-- BEGIN Records for the task --

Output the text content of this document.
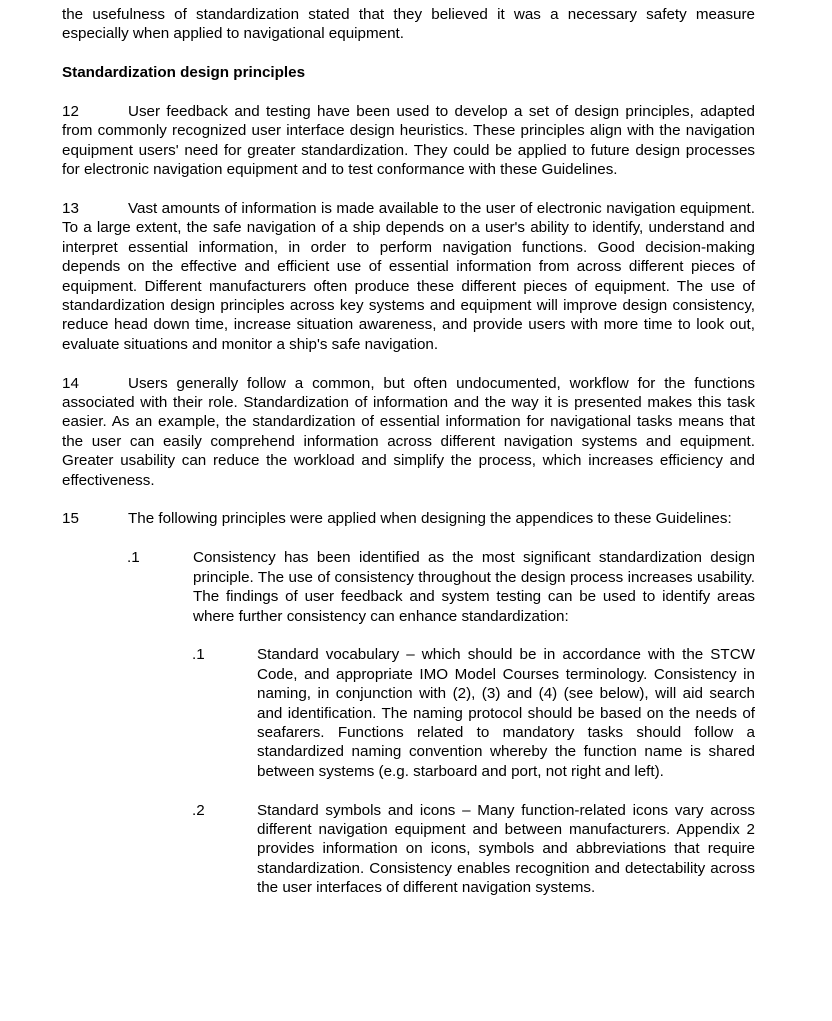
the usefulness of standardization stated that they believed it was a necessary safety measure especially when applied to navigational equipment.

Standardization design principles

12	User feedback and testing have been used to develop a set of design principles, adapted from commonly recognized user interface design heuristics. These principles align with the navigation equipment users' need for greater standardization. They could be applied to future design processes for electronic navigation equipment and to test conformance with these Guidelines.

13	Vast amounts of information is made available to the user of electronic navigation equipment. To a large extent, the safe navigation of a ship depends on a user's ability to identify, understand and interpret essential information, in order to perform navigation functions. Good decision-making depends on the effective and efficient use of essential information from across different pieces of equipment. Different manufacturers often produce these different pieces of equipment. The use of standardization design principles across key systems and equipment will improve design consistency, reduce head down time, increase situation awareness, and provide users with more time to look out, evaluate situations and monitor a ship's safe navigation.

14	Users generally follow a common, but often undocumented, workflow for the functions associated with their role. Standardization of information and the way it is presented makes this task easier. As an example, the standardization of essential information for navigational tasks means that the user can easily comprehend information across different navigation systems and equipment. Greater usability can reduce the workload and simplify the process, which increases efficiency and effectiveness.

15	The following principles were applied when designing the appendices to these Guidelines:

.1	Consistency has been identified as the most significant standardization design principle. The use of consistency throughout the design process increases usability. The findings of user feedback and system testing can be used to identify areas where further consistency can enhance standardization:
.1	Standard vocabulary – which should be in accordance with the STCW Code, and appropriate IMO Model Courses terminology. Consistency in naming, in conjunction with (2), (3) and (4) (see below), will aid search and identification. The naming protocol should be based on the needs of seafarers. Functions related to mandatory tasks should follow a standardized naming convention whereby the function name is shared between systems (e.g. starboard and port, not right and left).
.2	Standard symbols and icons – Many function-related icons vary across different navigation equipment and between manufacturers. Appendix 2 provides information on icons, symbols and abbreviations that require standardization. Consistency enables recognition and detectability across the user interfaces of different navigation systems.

-- END Records for the task --
-- BEGIN Records for the task --

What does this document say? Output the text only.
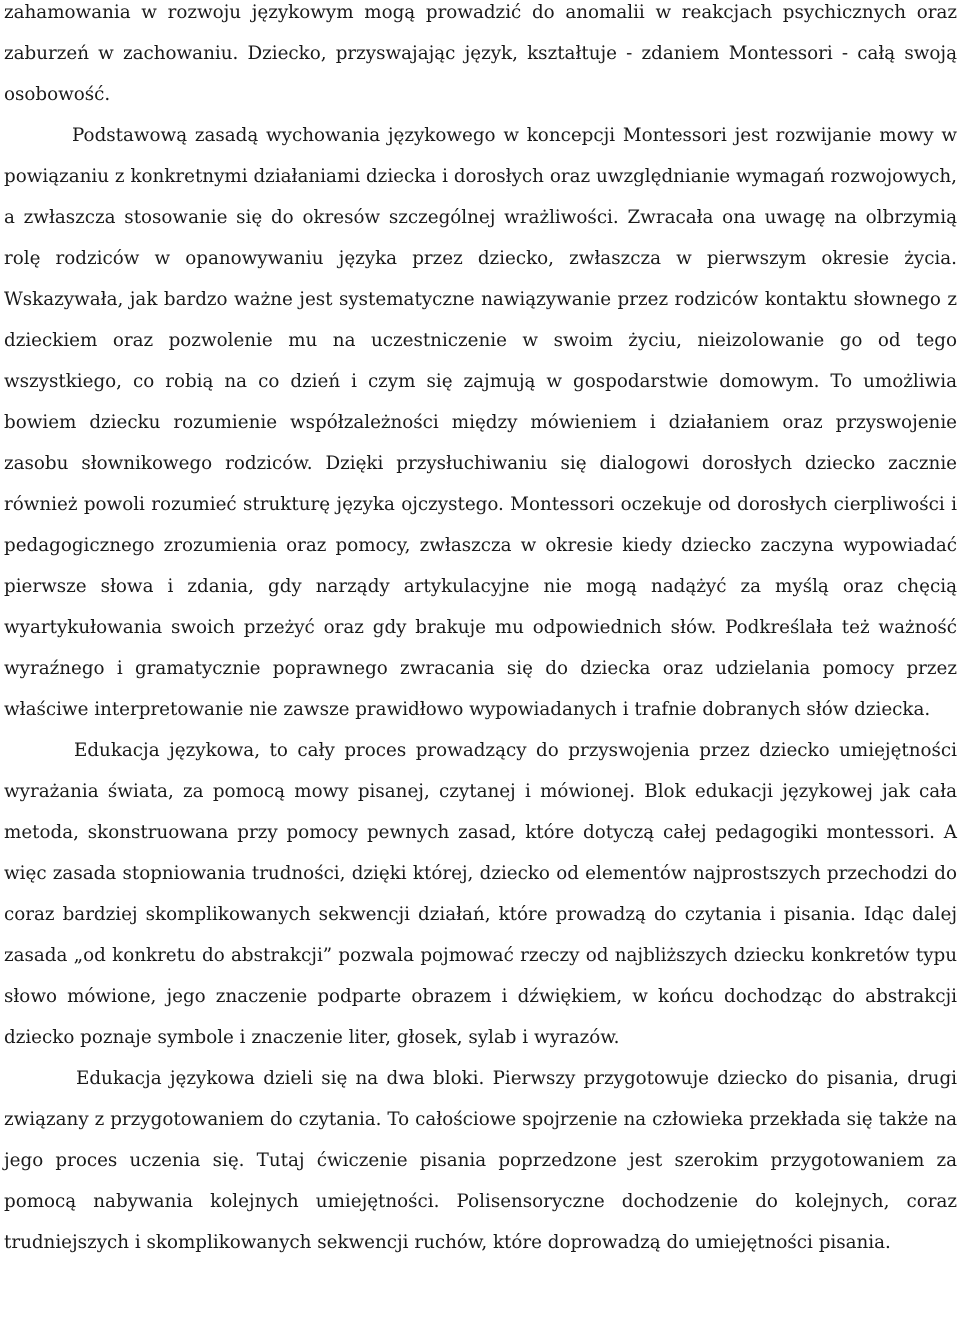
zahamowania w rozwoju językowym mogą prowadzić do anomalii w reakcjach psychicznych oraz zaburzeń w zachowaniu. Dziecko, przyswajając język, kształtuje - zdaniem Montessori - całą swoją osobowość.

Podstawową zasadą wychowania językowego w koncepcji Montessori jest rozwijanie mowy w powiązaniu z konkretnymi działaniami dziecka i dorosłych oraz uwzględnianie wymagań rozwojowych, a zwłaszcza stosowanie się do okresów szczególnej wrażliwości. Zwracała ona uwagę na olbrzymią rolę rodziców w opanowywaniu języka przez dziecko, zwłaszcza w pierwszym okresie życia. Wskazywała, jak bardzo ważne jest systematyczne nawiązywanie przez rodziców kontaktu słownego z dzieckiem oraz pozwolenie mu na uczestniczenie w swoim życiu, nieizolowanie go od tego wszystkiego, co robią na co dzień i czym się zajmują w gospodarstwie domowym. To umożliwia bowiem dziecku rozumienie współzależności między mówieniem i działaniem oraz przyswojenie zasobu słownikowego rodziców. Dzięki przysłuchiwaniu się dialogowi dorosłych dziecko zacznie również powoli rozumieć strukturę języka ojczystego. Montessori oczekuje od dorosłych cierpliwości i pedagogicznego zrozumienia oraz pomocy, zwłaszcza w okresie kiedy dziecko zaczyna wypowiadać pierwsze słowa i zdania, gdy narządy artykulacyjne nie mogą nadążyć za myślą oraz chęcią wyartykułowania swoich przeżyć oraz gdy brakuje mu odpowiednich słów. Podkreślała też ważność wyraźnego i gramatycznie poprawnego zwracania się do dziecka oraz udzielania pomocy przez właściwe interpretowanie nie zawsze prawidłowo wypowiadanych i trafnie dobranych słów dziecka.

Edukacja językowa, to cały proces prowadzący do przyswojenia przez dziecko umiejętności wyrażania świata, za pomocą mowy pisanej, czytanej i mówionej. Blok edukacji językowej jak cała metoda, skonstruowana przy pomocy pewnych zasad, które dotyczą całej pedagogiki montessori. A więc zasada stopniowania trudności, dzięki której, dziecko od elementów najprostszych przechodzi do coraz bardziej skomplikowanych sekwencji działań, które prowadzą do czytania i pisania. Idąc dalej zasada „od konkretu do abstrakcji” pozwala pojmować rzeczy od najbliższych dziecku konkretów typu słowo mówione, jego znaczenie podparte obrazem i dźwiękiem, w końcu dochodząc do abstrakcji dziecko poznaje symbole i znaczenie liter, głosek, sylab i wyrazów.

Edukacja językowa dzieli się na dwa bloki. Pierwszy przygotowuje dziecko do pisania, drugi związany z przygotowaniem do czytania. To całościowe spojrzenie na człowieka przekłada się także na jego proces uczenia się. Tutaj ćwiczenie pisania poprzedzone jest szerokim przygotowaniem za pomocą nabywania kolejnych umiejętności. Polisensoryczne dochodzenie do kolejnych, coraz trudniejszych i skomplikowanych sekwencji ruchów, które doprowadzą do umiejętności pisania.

-- END Records for the task --
-- BEGIN Records for the task --

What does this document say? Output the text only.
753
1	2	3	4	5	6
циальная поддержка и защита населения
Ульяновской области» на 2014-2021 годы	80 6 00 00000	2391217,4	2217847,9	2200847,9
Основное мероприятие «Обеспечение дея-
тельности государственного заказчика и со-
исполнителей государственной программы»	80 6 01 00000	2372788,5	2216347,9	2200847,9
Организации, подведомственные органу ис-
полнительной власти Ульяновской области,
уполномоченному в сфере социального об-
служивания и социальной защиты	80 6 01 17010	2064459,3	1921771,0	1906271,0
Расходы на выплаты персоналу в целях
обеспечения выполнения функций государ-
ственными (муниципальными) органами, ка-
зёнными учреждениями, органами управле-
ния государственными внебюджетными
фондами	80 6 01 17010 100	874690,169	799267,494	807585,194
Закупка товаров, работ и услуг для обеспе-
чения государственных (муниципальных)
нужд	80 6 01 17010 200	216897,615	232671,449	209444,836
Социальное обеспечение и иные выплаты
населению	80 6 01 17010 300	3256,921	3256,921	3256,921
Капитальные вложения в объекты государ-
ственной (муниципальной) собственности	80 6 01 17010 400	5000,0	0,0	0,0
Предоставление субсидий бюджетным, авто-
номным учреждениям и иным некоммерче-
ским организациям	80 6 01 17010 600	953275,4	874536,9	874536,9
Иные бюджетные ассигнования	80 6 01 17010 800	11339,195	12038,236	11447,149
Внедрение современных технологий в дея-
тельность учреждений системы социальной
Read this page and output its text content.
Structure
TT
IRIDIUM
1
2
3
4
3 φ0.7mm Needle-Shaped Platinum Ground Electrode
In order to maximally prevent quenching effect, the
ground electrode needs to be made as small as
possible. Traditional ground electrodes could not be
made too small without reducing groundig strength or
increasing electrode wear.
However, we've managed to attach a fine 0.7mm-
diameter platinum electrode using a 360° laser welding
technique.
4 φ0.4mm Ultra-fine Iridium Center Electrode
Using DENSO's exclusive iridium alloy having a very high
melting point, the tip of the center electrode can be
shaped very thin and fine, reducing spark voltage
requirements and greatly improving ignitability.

-- END Records for the task --

Extract each line from the entries above that contains the string "very".

Using DENSO's exclusive iridium alloy having a very high
shaped very thin and fine, reducing spark voltage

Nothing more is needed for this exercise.